**Task description**
Reproduce the passage about the Board dispute between "There should be" and "our democratic decisions.", inclusive, switching "physical violence" to "physical aggression".

**Selection**
# # # #
There should be consequences.

Fortunately, Josh Martin also cites in his clarification that options exist for the Board to address what is now known to be a pattern of behavior I have documented over a 2-year period. While it would have been nice for the removal process and voting twice to choose both the number of board members, and who they are to be respected, clearly with an escalation into physical violence, we can have no peace until this is addressed. This group does not respect our democratic decisions.

I support your decision to ensure that all communications are documented. Walker and Irve have told me directly after a meeting in November 2018 that they did not like or prefer documentation by email or recordings of their actions, because “nothing would get done”. In reality, their lack of integrity was first documented by Herb when he resigned from the ACC for exactly that reason. And, then we have the issue of their fraudulent misrepresentation of the attorney in October of 2018. And, once aware, I began to document this pattern which has not abated, nor should it be anticipated to ever abate. They are pathological in their behavior, and while requiring written letters/emails that are “signed” combined with audio/video recordings does discourage some behaviors, the recording of the Wednesday meeting makes clear it’s not enough.
# # # #
**Data excerpt**
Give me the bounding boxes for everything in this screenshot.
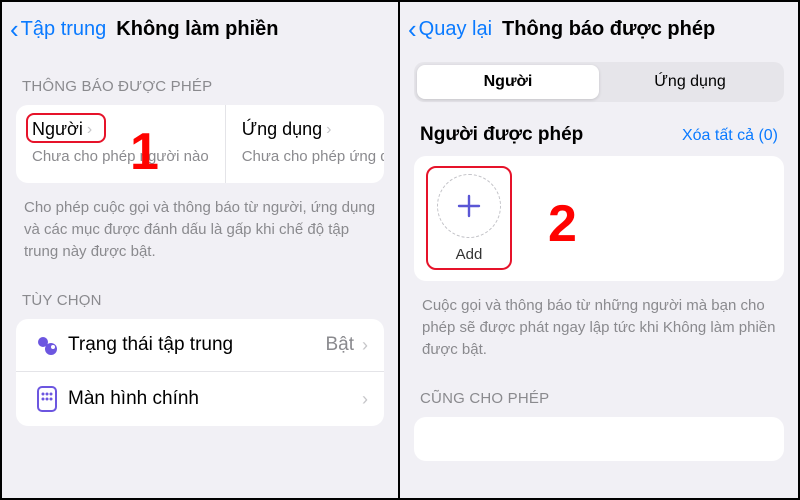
# # # #
**The response**
There should be consequences.

Fortunately, Josh Martin also cites in his clarification that options exist for the Board to address what is now known to be a pattern of behavior I have documented over a 2-year period. While it would have been nice for the removal process and voting twice to choose both the number of board members, and who they are to be respected, clearly with an escalation into physical aggression, we can have no peace until this is addressed. This group does not respect our democratic decisions.